» **Exercise details**: Give back the whole listing exactly as shown.

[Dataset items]
▼▼▼

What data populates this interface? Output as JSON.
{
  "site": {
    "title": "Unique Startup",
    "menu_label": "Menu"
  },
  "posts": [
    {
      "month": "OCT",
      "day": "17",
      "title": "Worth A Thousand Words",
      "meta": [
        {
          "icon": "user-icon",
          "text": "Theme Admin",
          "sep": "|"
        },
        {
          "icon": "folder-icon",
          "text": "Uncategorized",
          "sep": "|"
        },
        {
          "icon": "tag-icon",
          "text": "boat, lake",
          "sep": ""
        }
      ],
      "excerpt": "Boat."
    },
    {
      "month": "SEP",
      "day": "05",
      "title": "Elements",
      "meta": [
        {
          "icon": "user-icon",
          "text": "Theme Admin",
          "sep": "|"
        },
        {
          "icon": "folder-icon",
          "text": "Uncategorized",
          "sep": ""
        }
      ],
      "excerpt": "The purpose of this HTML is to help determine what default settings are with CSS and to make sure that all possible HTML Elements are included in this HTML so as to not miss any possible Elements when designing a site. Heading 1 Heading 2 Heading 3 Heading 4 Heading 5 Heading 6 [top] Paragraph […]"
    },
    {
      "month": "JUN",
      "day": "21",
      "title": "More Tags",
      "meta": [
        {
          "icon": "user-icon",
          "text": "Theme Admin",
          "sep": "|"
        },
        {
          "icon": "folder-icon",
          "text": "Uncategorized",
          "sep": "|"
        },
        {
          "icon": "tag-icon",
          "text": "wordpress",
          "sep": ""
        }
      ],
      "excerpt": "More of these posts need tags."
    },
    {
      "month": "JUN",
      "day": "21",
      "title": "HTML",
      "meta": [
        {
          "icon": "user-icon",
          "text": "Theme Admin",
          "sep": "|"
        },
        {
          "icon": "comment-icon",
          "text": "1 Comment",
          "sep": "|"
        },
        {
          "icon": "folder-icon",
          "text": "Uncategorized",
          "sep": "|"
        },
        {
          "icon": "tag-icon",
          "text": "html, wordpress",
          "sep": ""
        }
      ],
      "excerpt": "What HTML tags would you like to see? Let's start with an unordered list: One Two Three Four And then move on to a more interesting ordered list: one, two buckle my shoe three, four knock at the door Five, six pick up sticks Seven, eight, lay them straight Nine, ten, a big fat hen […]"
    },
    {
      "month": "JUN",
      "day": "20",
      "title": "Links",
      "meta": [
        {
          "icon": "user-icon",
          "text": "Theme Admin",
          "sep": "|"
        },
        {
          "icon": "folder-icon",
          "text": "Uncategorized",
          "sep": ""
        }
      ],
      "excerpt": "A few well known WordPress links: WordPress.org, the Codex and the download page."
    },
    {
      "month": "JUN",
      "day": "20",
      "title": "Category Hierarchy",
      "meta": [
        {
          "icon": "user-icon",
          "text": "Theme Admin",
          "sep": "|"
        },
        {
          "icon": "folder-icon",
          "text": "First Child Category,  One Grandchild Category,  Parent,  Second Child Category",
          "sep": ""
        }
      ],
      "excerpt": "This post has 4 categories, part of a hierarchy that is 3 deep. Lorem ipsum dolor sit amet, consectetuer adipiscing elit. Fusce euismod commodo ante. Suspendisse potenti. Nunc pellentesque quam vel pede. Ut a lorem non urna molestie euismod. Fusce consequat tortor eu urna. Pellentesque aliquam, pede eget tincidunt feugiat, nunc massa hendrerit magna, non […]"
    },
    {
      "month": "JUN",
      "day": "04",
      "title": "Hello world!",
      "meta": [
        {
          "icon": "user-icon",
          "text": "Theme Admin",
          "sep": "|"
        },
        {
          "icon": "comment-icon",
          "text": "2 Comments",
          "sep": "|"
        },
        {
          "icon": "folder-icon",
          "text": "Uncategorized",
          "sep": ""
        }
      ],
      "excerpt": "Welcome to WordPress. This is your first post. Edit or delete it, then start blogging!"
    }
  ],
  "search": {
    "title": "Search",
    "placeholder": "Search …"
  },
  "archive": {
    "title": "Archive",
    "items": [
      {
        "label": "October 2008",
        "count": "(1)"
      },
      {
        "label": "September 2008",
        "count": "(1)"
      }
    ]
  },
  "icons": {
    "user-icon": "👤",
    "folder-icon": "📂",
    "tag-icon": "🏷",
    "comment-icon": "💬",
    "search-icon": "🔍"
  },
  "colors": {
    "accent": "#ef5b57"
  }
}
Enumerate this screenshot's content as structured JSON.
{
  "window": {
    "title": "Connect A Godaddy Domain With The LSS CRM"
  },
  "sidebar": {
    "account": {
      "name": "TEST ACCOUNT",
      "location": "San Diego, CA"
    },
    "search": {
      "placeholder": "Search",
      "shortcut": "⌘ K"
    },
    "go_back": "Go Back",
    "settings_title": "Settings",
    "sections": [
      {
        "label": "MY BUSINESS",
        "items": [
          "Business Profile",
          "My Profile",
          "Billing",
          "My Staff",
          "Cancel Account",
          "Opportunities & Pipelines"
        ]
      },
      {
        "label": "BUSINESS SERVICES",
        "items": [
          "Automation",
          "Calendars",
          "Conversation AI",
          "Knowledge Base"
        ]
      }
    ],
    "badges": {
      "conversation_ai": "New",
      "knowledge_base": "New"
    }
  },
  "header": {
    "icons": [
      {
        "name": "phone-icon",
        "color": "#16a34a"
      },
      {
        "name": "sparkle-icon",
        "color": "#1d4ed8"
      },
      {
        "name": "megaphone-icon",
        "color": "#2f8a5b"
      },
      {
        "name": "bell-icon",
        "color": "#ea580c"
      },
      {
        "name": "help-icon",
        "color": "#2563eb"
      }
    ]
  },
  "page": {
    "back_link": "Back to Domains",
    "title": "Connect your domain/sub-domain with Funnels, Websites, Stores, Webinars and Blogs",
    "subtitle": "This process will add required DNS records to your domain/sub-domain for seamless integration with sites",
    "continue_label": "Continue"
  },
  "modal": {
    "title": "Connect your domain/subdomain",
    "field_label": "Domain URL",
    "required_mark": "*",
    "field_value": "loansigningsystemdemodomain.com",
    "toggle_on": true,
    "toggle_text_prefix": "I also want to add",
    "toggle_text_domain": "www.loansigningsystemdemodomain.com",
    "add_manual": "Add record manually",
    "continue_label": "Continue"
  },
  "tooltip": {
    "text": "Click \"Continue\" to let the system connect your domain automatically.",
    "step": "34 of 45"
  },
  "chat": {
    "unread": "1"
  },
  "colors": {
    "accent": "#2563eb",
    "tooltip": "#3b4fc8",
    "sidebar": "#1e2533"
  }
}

▲▲▲

» **Answer to the task**:
What data populates this interface? Output as JSON.
{
  "site": {
    "title": "Unique Startup",
    "menu_label": "Menu"
  },
  "posts": [
    {
      "month": "OCT",
      "day": "17",
      "title": "Worth A Thousand Words",
      "meta": [
        {
          "icon": "user-icon",
          "text": "Theme Admin",
          "sep": "|"
        },
        {
          "icon": "folder-icon",
          "text": "Uncategorized",
          "sep": "|"
        },
        {
          "icon": "tag-icon",
          "text": "boat, lake",
          "sep": ""
        }
      ],
      "excerpt": "Boat."
    },
    {
      "month": "SEP",
      "day": "05",
      "title": "Elements",
      "meta": [
        {
          "icon": "user-icon",
          "text": "Theme Admin",
          "sep": "|"
        },
        {
          "icon": "folder-icon",
          "text": "Uncategorized",
          "sep": ""
        }
      ],
      "excerpt": "The purpose of this HTML is to help determine what default settings are with CSS and to make sure that all possible HTML Elements are included in this HTML so as to not miss any possible Elements when designing a site. Heading 1 Heading 2 Heading 3 Heading 4 Heading 5 Heading 6 [top] Paragraph […]"
    },
    {
      "month": "JUN",
      "day": "21",
      "title": "More Tags",
      "meta": [
        {
          "icon": "user-icon",
          "text": "Theme Admin",
          "sep": "|"
        },
        {
          "icon": "folder-icon",
          "text": "Uncategorized",
          "sep": "|"
        },
        {
          "icon": "tag-icon",
          "text": "wordpress",
          "sep": ""
        }
      ],
      "excerpt": "More of these posts need tags."
    },
    {
      "month": "JUN",
      "day": "21",
      "title": "HTML",
      "meta": [
        {
          "icon": "user-icon",
          "text": "Theme Admin",
          "sep": "|"
        },
        {
          "icon": "comment-icon",
          "text": "1 Comment",
          "sep": "|"
        },
        {
          "icon": "folder-icon",
          "text": "Uncategorized",
          "sep": "|"
        },
        {
          "icon": "tag-icon",
          "text": "html, wordpress",
          "sep": ""
        }
      ],
      "excerpt": "What HTML tags would you like to see? Let's start with an unordered list: One Two Three Four And then move on to a more interesting ordered list: one, two buckle my shoe three, four knock at the door Five, six pick up sticks Seven, eight, lay them straight Nine, ten, a big fat hen […]"
    },
    {
      "month": "JUN",
      "day": "20",
      "title": "Links",
      "meta": [
        {
          "icon": "user-icon",
          "text": "Theme Admin",
          "sep": "|"
        },
        {
          "icon": "folder-icon",
          "text": "Uncategorized",
          "sep": ""
        }
      ],
      "excerpt": "A few well known WordPress links: WordPress.org, the Codex and the download page."
    },
    {
      "month": "JUN",
      "day": "20",
      "title": "Category Hierarchy",
      "meta": [
        {
          "icon": "user-icon",
          "text": "Theme Admin",
          "sep": "|"
        },
        {
          "icon": "folder-icon",
          "text": "First Child Category,  One Grandchild Category,  Parent,  Second Child Category",
          "sep": ""
        }
      ],
      "excerpt": "This post has 4 categories, part of a hierarchy that is 3 deep. Lorem ipsum dolor sit amet, consectetuer adipiscing elit. Fusce euismod commodo ante. Suspendisse potenti. Nunc pellentesque quam vel pede. Ut a lorem non urna molestie euismod. Fusce consequat tortor eu urna. Pellentesque aliquam, pede eget tincidunt feugiat, nunc massa hendrerit magna, non […]"
    },
    {
      "month": "JUN",
      "day": "04",
      "title": "Hello world!",
      "meta": [
        {
          "icon": "user-icon",
          "text": "Theme Admin",
          "sep": "|"
        },
        {
          "icon": "comment-icon",
          "text": "2 Comments",
          "sep": "|"
        },
        {
          "icon": "folder-icon",
          "text": "Uncategorized",
          "sep": ""
        }
      ],
      "excerpt": "Welcome to WordPress. This is your first post. Edit or delete it, then start blogging!"
    }
  ],
  "search": {
    "title": "Search",
    "placeholder": "Search …"
  },
  "archive": {
    "title": "Archive",
    "items": [
      {
        "label": "October 2008",
        "count": "(1)"
      },
      {
        "label": "September 2008",
        "count": "(1)"
      }
    ]
  },
  "icons": {
    "user-icon": "👤",
    "folder-icon": "📂",
    "tag-icon": "🏷",
    "comment-icon": "💬",
    "search-icon": "🔍"
  },
  "colors": {
    "accent": "#ef5b57"
  }
}
Enumerate this screenshot's content as structured JSON.
{
  "window": {
    "title": "Connect A Godaddy Domain With The LSS CRM"
  },
  "sidebar": {
    "account": {
      "name": "TEST ACCOUNT",
      "location": "San Diego, CA"
    },
    "search": {
      "placeholder": "Search",
      "shortcut": "⌘ K"
    },
    "go_back": "Go Back",
    "settings_title": "Settings",
    "sections": [
      {
        "label": "MY BUSINESS",
        "items": [
          "Business Profile",
          "My Profile",
          "Billing",
          "My Staff",
          "Cancel Account",
          "Opportunities & Pipelines"
        ]
      },
      {
        "label": "BUSINESS SERVICES",
        "items": [
          "Automation",
          "Calendars",
          "Conversation AI",
          "Knowledge Base"
        ]
      }
    ],
    "badges": {
      "conversation_ai": "New",
      "knowledge_base": "New"
    }
  },
  "header": {
    "icons": [
      {
        "name": "phone-icon",
        "color": "#16a34a"
      },
      {
        "name": "sparkle-icon",
        "color": "#1d4ed8"
      },
      {
        "name": "megaphone-icon",
        "color": "#2f8a5b"
      },
      {
        "name": "bell-icon",
        "color": "#ea580c"
      },
      {
        "name": "help-icon",
        "color": "#2563eb"
      }
    ]
  },
  "page": {
    "back_link": "Back to Domains",
    "title": "Connect your domain/sub-domain with Funnels, Websites, Stores, Webinars and Blogs",
    "subtitle": "This process will add required DNS records to your domain/sub-domain for seamless integration with sites",
    "continue_label": "Continue"
  },
  "modal": {
    "title": "Connect your domain/subdomain",
    "field_label": "Domain URL",
    "required_mark": "*",
    "field_value": "loansigningsystemdemodomain.com",
    "toggle_on": true,
    "toggle_text_prefix": "I also want to add",
    "toggle_text_domain": "www.loansigningsystemdemodomain.com",
    "add_manual": "Add record manually",
    "continue_label": "Continue"
  },
  "tooltip": {
    "text": "Click \"Continue\" to let the system connect your domain automatically.",
    "step": "34 of 45"
  },
  "chat": {
    "unread": "1"
  },
  "colors": {
    "accent": "#2563eb",
    "tooltip": "#3b4fc8",
    "sidebar": "#1e2533"
  }
}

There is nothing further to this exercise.